From the listing below, extract each entry exactly as written, minus the images.

begin

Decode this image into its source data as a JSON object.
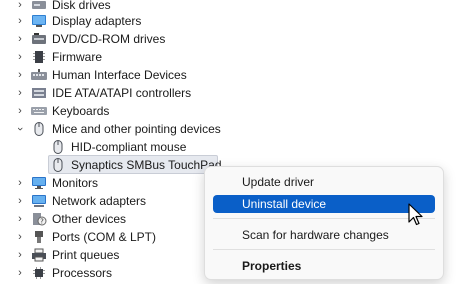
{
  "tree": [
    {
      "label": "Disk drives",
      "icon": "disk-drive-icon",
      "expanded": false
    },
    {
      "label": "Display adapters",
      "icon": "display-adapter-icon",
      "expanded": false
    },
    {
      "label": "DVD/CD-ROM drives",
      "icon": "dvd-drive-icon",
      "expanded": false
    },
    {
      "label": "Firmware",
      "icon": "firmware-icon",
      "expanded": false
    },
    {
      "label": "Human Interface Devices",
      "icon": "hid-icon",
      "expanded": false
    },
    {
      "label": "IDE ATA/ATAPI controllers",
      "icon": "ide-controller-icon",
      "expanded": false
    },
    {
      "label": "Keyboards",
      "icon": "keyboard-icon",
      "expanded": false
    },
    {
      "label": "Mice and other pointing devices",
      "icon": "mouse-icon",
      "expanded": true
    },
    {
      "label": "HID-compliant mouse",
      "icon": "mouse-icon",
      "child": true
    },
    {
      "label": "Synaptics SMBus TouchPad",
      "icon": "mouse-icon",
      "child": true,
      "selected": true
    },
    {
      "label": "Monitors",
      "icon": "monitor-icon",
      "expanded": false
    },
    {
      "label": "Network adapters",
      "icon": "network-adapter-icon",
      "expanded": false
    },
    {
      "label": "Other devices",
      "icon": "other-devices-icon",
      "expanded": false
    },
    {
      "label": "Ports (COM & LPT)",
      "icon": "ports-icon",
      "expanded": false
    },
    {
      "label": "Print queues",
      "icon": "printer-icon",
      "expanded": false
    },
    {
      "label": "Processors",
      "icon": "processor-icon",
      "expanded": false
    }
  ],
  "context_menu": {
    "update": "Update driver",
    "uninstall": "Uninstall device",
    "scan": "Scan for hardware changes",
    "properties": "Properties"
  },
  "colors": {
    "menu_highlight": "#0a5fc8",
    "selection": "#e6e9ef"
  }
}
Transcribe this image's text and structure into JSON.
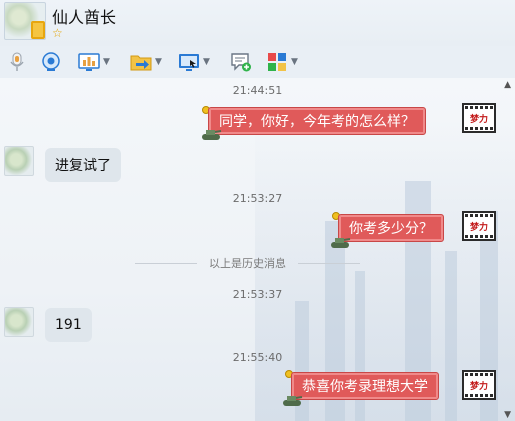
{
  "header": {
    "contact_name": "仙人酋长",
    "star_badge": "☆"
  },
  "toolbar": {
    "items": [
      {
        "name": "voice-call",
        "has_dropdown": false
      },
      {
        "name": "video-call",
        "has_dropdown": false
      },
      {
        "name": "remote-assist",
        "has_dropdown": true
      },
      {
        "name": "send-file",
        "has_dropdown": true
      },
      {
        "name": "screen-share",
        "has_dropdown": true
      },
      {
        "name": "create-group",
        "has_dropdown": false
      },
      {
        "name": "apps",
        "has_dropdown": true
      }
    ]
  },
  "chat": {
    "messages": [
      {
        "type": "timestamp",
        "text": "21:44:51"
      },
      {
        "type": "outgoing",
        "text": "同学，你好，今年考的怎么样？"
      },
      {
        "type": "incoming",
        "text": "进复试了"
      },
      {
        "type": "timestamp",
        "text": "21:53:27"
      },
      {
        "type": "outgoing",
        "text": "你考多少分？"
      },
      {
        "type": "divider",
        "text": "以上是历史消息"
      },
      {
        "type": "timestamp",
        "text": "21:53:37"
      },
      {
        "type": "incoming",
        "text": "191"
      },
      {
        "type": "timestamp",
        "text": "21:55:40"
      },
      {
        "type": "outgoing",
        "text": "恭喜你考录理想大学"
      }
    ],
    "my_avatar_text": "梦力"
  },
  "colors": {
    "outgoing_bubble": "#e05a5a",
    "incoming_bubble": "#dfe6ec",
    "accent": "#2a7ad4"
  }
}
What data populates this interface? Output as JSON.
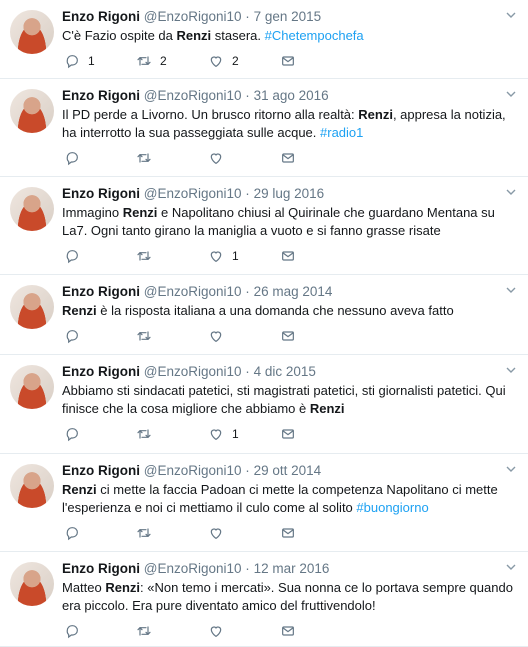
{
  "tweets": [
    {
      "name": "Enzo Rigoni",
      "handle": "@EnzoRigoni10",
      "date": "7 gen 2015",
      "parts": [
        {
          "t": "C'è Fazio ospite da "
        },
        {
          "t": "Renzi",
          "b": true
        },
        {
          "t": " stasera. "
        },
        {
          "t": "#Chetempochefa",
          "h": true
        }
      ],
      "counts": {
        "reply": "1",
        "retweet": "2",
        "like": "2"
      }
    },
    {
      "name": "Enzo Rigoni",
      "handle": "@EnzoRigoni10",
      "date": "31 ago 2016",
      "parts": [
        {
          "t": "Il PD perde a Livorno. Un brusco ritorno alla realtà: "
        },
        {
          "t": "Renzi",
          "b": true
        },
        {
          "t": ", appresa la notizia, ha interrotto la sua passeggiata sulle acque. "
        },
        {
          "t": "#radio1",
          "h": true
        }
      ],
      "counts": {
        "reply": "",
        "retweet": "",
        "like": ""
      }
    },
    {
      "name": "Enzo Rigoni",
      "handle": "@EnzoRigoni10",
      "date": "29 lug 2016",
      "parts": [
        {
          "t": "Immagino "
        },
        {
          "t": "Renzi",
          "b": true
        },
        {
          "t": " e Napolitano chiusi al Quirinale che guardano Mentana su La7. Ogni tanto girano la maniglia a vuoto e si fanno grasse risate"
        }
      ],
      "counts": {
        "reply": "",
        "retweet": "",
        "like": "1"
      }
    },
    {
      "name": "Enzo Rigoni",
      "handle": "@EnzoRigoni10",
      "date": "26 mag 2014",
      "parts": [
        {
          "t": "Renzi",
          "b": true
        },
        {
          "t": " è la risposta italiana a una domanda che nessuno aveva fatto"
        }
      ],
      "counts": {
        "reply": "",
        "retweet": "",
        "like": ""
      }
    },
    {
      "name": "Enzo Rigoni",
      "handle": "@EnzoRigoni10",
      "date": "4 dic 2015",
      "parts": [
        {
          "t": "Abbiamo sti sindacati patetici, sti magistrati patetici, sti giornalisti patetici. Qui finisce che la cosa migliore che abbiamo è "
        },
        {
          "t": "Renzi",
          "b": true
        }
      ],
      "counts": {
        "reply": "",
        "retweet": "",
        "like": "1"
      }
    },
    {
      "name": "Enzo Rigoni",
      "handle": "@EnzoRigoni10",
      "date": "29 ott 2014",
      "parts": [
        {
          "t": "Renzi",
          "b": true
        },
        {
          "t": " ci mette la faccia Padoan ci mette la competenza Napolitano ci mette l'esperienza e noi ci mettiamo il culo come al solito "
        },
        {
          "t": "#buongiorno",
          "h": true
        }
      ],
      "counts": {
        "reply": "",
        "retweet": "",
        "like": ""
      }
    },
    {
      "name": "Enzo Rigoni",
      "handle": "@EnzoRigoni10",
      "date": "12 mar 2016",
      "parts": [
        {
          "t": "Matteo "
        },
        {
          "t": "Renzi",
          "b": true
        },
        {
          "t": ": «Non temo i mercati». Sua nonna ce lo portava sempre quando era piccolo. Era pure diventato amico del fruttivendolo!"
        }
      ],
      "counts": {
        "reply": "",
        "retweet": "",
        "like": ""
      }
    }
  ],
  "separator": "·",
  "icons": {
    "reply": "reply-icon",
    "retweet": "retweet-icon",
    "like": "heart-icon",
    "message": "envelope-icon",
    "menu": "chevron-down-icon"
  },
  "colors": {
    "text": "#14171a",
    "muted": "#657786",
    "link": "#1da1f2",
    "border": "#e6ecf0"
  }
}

end

-- WORKED SOLUTION --
Decode this image into its source data as a JSON object.
{
  "tree": [
    {
      "label": "Disk drives",
      "icon": "disk-drive-icon",
      "expanded": false
    },
    {
      "label": "Display adapters",
      "icon": "display-adapter-icon",
      "expanded": false
    },
    {
      "label": "DVD/CD-ROM drives",
      "icon": "dvd-drive-icon",
      "expanded": false
    },
    {
      "label": "Firmware",
      "icon": "firmware-icon",
      "expanded": false
    },
    {
      "label": "Human Interface Devices",
      "icon": "hid-icon",
      "expanded": false
    },
    {
      "label": "IDE ATA/ATAPI controllers",
      "icon": "ide-controller-icon",
      "expanded": false
    },
    {
      "label": "Keyboards",
      "icon": "keyboard-icon",
      "expanded": false
    },
    {
      "label": "Mice and other pointing devices",
      "icon": "mouse-icon",
      "expanded": true
    },
    {
      "label": "HID-compliant mouse",
      "icon": "mouse-icon",
      "child": true
    },
    {
      "label": "Synaptics SMBus TouchPad",
      "icon": "mouse-icon",
      "child": true,
      "selected": true
    },
    {
      "label": "Monitors",
      "icon": "monitor-icon",
      "expanded": false
    },
    {
      "label": "Network adapters",
      "icon": "network-adapter-icon",
      "expanded": false
    },
    {
      "label": "Other devices",
      "icon": "other-devices-icon",
      "expanded": false
    },
    {
      "label": "Ports (COM & LPT)",
      "icon": "ports-icon",
      "expanded": false
    },
    {
      "label": "Print queues",
      "icon": "printer-icon",
      "expanded": false
    },
    {
      "label": "Processors",
      "icon": "processor-icon",
      "expanded": false
    }
  ],
  "context_menu": {
    "update": "Update driver",
    "uninstall": "Uninstall device",
    "scan": "Scan for hardware changes",
    "properties": "Properties"
  },
  "colors": {
    "menu_highlight": "#0a5fc8",
    "selection": "#e6e9ef"
  }
}
Transcribe this image's text and structure into JSON.
{
  "header": {
    "contact_name": "仙人酋长",
    "star_badge": "☆"
  },
  "toolbar": {
    "items": [
      {
        "name": "voice-call",
        "has_dropdown": false
      },
      {
        "name": "video-call",
        "has_dropdown": false
      },
      {
        "name": "remote-assist",
        "has_dropdown": true
      },
      {
        "name": "send-file",
        "has_dropdown": true
      },
      {
        "name": "screen-share",
        "has_dropdown": true
      },
      {
        "name": "create-group",
        "has_dropdown": false
      },
      {
        "name": "apps",
        "has_dropdown": true
      }
    ]
  },
  "chat": {
    "messages": [
      {
        "type": "timestamp",
        "text": "21:44:51"
      },
      {
        "type": "outgoing",
        "text": "同学，你好，今年考的怎么样？"
      },
      {
        "type": "incoming",
        "text": "进复试了"
      },
      {
        "type": "timestamp",
        "text": "21:53:27"
      },
      {
        "type": "outgoing",
        "text": "你考多少分？"
      },
      {
        "type": "divider",
        "text": "以上是历史消息"
      },
      {
        "type": "timestamp",
        "text": "21:53:37"
      },
      {
        "type": "incoming",
        "text": "191"
      },
      {
        "type": "timestamp",
        "text": "21:55:40"
      },
      {
        "type": "outgoing",
        "text": "恭喜你考录理想大学"
      }
    ],
    "my_avatar_text": "梦力"
  },
  "colors": {
    "outgoing_bubble": "#e05a5a",
    "incoming_bubble": "#dfe6ec",
    "accent": "#2a7ad4"
  }
}
What data populates this interface? Output as JSON.
{
  "tweets": [
    {
      "name": "Enzo Rigoni",
      "handle": "@EnzoRigoni10",
      "date": "7 gen 2015",
      "parts": [
        {
          "t": "C'è Fazio ospite da "
        },
        {
          "t": "Renzi",
          "b": true
        },
        {
          "t": " stasera. "
        },
        {
          "t": "#Chetempochefa",
          "h": true
        }
      ],
      "counts": {
        "reply": "1",
        "retweet": "2",
        "like": "2"
      }
    },
    {
      "name": "Enzo Rigoni",
      "handle": "@EnzoRigoni10",
      "date": "31 ago 2016",
      "parts": [
        {
          "t": "Il PD perde a Livorno. Un brusco ritorno alla realtà: "
        },
        {
          "t": "Renzi",
          "b": true
        },
        {
          "t": ", appresa la notizia, ha interrotto la sua passeggiata sulle acque. "
        },
        {
          "t": "#radio1",
          "h": true
        }
      ],
      "counts": {
        "reply": "",
        "retweet": "",
        "like": ""
      }
    },
    {
      "name": "Enzo Rigoni",
      "handle": "@EnzoRigoni10",
      "date": "29 lug 2016",
      "parts": [
        {
          "t": "Immagino "
        },
        {
          "t": "Renzi",
          "b": true
        },
        {
          "t": " e Napolitano chiusi al Quirinale che guardano Mentana su La7. Ogni tanto girano la maniglia a vuoto e si fanno grasse risate"
        }
      ],
      "counts": {
        "reply": "",
        "retweet": "",
        "like": "1"
      }
    },
    {
      "name": "Enzo Rigoni",
      "handle": "@EnzoRigoni10",
      "date": "26 mag 2014",
      "parts": [
        {
          "t": "Renzi",
          "b": true
        },
        {
          "t": " è la risposta italiana a una domanda che nessuno aveva fatto"
        }
      ],
      "counts": {
        "reply": "",
        "retweet": "",
        "like": ""
      }
    },
    {
      "name": "Enzo Rigoni",
      "handle": "@EnzoRigoni10",
      "date": "4 dic 2015",
      "parts": [
        {
          "t": "Abbiamo sti sindacati patetici, sti magistrati patetici, sti giornalisti patetici. Qui finisce che la cosa migliore che abbiamo è "
        },
        {
          "t": "Renzi",
          "b": true
        }
      ],
      "counts": {
        "reply": "",
        "retweet": "",
        "like": "1"
      }
    },
    {
      "name": "Enzo Rigoni",
      "handle": "@EnzoRigoni10",
      "date": "29 ott 2014",
      "parts": [
        {
          "t": "Renzi",
          "b": true
        },
        {
          "t": " ci mette la faccia Padoan ci mette la competenza Napolitano ci mette l'esperienza e noi ci mettiamo il culo come al solito "
        },
        {
          "t": "#buongiorno",
          "h": true
        }
      ],
      "counts": {
        "reply": "",
        "retweet": "",
        "like": ""
      }
    },
    {
      "name": "Enzo Rigoni",
      "handle": "@EnzoRigoni10",
      "date": "12 mar 2016",
      "parts": [
        {
          "t": "Matteo "
        },
        {
          "t": "Renzi",
          "b": true
        },
        {
          "t": ": «Non temo i mercati». Sua nonna ce lo portava sempre quando era piccolo. Era pure diventato amico del fruttivendolo!"
        }
      ],
      "counts": {
        "reply": "",
        "retweet": "",
        "like": ""
      }
    }
  ],
  "separator": "·",
  "icons": {
    "reply": "reply-icon",
    "retweet": "retweet-icon",
    "like": "heart-icon",
    "message": "envelope-icon",
    "menu": "chevron-down-icon"
  },
  "colors": {
    "text": "#14171a",
    "muted": "#657786",
    "link": "#1da1f2",
    "border": "#e6ecf0"
  }
}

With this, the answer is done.